◆ **SHORT TASK**: Which lines in the material below contain the word "label"? Copy each of them.

(Saved entries)
━━━━━━━━━━━━━━━━━━━━━━━━━━━━━━

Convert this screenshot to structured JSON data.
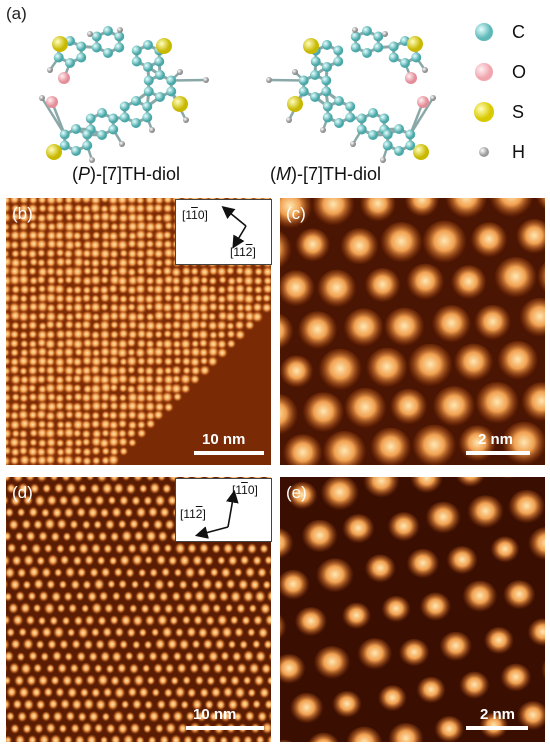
{
  "panel_a": {
    "label": "(a)",
    "molecule_left": {
      "pre": "(",
      "italic": "P",
      "post": ")-[7]TH-diol"
    },
    "molecule_right": {
      "pre": "(",
      "italic": "M",
      "post": ")-[7]TH-diol"
    },
    "legend": [
      {
        "symbol": "C",
        "color": "#5fb8b8",
        "icon": "carbon-atom-icon"
      },
      {
        "symbol": "O",
        "color": "#f0a5ae",
        "icon": "oxygen-atom-icon"
      },
      {
        "symbol": "S",
        "color": "#e3d400",
        "icon": "sulfur-atom-icon"
      },
      {
        "symbol": "H",
        "color": "#b5b5b5",
        "icon": "hydrogen-atom-icon"
      }
    ]
  },
  "panels": [
    {
      "id": "b",
      "label": "(b)",
      "scalebar": "10 nm",
      "inset": {
        "dir1": {
          "pre": "[1",
          "bar": "1",
          "post": "0]"
        },
        "dir2": {
          "pre": "[11",
          "bar": "2",
          "post": "]"
        }
      }
    },
    {
      "id": "c",
      "label": "(c)",
      "scalebar": "2 nm"
    },
    {
      "id": "d",
      "label": "(d)",
      "scalebar": "10 nm",
      "inset": {
        "dir1": {
          "pre": "[1",
          "bar": "1",
          "post": "0]"
        },
        "dir2": {
          "pre": "[11",
          "bar": "2",
          "post": "]"
        }
      }
    },
    {
      "id": "e",
      "label": "(e)",
      "scalebar": "2 nm"
    }
  ],
  "colors": {
    "stm_dark": "#2a0800",
    "stm_mid": "#b44a0a",
    "stm_bright": "#ffe6b0",
    "bond": "#8aa8a8"
  }
}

━━━━━━━━━━━━━━━━━━━━━━━━━━━━━━

◆ **TASK RESPONSE**:
    "label": "(a)",
      "label": "(b)",
      "label": "(c)",
      "label": "(d)",
      "label": "(e)",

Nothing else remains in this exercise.